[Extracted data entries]

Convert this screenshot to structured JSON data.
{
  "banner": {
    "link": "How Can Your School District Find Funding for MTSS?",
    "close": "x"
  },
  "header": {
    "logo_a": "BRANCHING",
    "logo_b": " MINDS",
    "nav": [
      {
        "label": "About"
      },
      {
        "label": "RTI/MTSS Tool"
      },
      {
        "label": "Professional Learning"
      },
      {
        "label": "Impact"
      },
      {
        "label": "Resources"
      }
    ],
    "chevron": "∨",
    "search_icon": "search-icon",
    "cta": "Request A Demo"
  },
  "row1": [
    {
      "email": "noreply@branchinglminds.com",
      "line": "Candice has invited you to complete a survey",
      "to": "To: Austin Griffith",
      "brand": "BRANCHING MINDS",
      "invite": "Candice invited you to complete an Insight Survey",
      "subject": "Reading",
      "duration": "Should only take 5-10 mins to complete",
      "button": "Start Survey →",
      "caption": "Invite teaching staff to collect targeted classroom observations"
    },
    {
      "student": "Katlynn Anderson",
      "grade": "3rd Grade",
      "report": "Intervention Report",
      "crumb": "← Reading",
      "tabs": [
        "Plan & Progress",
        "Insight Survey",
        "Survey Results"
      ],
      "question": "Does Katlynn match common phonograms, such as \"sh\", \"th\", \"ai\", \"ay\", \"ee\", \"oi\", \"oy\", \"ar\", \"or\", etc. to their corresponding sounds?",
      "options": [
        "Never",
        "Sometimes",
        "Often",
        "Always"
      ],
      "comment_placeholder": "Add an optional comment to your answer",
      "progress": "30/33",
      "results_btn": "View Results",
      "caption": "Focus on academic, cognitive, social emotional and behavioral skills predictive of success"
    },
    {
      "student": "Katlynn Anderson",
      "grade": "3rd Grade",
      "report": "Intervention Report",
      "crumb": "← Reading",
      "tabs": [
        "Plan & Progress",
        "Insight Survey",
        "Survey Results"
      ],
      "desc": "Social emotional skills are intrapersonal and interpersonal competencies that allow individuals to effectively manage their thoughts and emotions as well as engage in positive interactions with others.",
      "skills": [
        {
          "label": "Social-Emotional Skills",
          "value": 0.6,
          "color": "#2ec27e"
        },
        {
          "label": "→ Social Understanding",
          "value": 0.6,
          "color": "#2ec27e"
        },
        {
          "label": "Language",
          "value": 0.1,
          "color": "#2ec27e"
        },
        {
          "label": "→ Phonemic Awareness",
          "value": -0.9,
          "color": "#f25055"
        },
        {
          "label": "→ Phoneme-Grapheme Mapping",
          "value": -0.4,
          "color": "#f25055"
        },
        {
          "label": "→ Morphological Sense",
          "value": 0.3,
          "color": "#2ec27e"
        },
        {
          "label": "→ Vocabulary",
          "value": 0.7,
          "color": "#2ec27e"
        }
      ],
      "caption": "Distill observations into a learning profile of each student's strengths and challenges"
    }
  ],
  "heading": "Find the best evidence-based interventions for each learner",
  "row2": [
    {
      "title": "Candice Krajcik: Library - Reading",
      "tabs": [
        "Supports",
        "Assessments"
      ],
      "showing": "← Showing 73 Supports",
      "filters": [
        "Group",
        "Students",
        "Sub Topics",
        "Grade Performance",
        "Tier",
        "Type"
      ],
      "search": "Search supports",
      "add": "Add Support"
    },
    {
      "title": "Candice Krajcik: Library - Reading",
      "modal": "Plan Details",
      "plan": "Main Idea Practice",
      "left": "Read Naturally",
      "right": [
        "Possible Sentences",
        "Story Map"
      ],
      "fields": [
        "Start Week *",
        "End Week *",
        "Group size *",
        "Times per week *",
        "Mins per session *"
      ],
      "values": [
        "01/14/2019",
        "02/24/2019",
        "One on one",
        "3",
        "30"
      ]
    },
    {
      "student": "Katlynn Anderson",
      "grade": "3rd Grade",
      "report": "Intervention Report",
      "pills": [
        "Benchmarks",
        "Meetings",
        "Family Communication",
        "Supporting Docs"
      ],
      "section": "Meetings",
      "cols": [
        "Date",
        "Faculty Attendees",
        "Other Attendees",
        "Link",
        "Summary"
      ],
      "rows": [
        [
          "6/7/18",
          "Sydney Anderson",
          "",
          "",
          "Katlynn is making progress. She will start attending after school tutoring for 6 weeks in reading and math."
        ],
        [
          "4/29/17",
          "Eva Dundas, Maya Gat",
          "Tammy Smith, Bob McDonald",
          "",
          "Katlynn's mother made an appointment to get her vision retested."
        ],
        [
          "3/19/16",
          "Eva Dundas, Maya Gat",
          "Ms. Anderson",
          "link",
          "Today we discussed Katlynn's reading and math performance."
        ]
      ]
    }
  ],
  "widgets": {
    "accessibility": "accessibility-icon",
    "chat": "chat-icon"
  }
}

(TASK REQUIREMENTS):
Each line above that includes "math" should be shown.

(SOLUTION TO THIS PROBLEM):
          "Katlynn is making progress. She will start attending after school tutoring for 6 weeks in reading and math."
          "Today we discussed Katlynn's reading and math performance."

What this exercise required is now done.